### [Written request]
Select all lines with the string "code" in them, and copy those lines.
========================
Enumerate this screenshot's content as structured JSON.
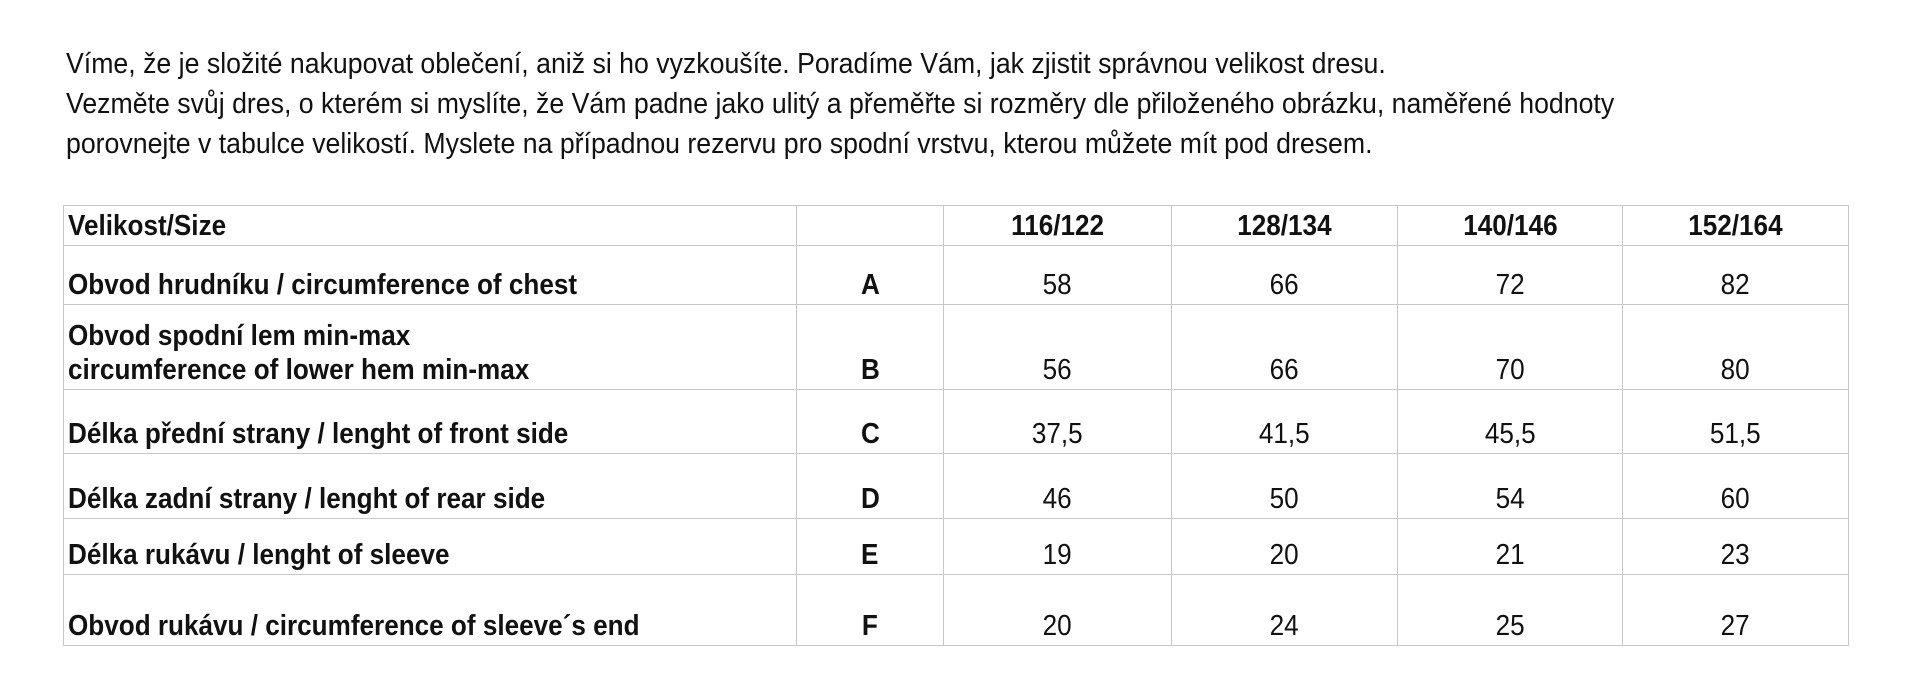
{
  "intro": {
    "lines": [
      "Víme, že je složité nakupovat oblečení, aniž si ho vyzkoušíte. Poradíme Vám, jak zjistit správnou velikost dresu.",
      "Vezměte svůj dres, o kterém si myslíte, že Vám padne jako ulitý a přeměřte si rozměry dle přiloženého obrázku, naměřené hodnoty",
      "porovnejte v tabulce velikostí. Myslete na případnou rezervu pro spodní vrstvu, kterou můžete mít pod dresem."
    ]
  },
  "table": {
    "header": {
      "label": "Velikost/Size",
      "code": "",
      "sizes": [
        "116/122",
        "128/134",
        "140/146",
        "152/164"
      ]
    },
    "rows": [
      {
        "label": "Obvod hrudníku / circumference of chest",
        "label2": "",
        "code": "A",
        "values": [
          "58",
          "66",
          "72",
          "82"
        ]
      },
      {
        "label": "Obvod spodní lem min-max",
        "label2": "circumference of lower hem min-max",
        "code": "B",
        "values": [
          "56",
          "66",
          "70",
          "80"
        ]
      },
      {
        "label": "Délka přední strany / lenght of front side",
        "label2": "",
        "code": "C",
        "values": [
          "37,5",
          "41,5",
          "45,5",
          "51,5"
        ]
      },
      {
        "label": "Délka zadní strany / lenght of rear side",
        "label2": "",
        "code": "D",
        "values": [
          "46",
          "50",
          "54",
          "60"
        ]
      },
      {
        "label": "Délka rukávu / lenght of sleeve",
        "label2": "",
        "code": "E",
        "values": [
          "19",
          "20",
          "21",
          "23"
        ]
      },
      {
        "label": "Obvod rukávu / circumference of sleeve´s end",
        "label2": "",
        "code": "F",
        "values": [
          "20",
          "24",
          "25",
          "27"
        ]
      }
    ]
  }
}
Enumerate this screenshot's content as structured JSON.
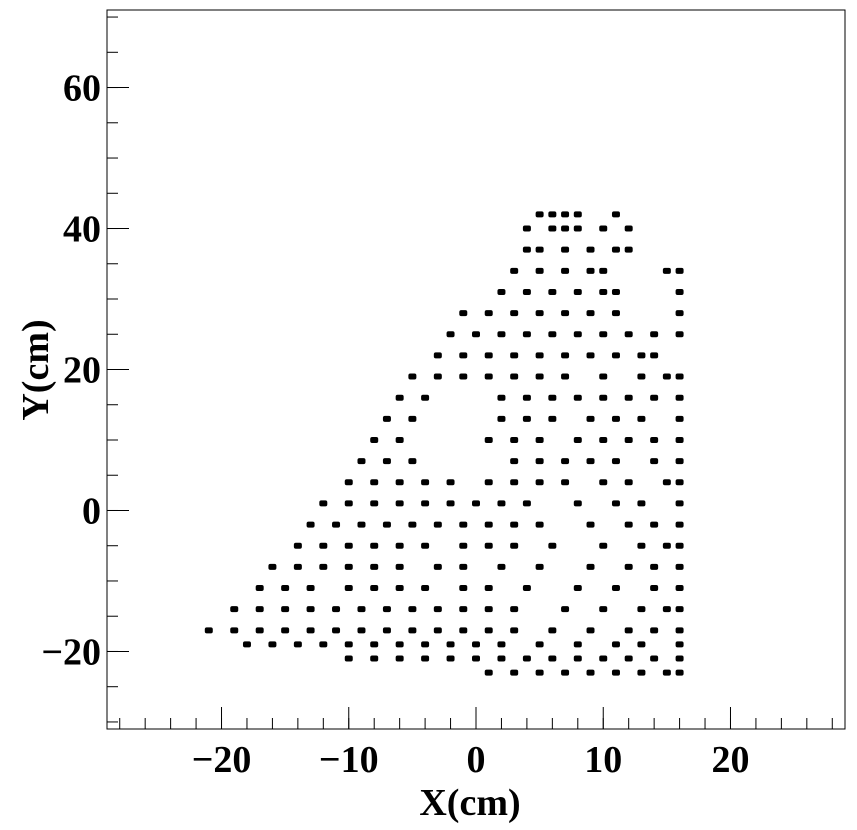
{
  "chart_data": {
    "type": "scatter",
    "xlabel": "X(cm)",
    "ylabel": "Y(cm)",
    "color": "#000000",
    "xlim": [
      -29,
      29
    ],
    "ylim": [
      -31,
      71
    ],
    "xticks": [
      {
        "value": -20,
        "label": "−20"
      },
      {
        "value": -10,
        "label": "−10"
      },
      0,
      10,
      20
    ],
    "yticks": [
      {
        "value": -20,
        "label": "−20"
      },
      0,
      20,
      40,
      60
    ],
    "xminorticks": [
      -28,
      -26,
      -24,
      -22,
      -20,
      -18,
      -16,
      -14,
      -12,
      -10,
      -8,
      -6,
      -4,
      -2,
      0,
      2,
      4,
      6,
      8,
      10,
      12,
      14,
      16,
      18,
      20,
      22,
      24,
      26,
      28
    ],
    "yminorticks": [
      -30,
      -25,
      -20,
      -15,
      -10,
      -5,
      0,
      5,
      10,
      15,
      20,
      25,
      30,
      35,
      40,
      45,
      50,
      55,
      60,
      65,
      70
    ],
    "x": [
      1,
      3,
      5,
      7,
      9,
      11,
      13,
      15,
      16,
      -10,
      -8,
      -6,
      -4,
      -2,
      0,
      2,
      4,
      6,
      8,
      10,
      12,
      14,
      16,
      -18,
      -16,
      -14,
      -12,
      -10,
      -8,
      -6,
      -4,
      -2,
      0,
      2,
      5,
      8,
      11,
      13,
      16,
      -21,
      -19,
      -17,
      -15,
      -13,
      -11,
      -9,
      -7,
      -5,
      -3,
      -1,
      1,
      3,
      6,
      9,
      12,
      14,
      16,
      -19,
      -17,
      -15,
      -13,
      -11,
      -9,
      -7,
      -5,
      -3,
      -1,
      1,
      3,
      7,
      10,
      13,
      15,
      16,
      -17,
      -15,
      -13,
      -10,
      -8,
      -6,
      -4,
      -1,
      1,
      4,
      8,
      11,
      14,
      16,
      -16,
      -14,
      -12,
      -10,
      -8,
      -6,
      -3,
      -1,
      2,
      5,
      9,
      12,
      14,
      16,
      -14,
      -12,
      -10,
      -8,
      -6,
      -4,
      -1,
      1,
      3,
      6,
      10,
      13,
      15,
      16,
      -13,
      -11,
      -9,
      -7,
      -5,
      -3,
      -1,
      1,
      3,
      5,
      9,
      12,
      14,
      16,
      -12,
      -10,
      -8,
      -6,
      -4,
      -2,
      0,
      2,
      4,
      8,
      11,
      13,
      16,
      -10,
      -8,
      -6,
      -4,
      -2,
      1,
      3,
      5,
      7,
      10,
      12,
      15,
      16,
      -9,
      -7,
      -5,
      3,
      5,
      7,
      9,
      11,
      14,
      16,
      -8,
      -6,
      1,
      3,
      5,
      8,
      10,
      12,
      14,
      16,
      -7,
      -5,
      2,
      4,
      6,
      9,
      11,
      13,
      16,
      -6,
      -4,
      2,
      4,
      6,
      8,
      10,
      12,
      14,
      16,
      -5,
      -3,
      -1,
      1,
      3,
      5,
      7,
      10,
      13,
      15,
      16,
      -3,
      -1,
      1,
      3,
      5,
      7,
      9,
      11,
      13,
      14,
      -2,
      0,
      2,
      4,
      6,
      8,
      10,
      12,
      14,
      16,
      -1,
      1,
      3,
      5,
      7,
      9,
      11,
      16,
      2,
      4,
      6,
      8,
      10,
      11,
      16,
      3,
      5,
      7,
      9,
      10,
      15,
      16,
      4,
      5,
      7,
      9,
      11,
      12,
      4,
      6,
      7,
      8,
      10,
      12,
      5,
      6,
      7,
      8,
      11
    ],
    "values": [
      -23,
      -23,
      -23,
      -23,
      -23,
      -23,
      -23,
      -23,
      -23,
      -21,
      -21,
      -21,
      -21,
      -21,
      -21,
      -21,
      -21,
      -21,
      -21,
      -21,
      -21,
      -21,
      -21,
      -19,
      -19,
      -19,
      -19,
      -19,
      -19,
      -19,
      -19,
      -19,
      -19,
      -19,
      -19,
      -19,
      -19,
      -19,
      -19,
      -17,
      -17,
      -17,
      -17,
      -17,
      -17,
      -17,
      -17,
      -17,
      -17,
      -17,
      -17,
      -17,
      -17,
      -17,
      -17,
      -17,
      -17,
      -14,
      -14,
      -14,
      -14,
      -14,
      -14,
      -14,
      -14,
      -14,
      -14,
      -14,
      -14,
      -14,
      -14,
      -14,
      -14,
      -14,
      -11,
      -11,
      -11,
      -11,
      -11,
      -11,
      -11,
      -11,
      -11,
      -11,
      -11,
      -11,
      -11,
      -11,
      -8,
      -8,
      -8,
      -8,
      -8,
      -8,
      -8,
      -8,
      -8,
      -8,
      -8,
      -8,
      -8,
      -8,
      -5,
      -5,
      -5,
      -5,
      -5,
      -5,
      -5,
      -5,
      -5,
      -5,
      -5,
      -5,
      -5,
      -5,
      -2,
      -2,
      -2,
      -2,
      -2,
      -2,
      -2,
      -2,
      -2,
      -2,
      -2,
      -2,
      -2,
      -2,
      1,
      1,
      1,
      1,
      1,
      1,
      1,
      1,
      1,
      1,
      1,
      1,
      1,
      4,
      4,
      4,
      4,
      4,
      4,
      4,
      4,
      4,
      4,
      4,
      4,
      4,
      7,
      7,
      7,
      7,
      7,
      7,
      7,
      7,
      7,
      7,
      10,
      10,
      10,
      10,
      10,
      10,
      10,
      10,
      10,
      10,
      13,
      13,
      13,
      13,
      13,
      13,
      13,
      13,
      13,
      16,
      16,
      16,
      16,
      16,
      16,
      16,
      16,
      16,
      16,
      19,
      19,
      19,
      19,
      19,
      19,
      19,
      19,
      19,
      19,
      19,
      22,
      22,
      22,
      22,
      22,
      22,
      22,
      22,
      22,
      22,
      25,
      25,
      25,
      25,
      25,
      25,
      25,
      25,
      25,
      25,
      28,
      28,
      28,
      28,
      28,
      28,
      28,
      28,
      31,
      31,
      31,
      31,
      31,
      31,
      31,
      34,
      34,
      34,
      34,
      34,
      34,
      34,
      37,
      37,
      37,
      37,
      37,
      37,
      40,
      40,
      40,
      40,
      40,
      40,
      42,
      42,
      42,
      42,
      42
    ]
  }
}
========================
### [Solution]
      "code": "",
        "code": "A",
        "code": "B",
        "code": "C",
        "code": "D",
        "code": "E",
        "code": "F",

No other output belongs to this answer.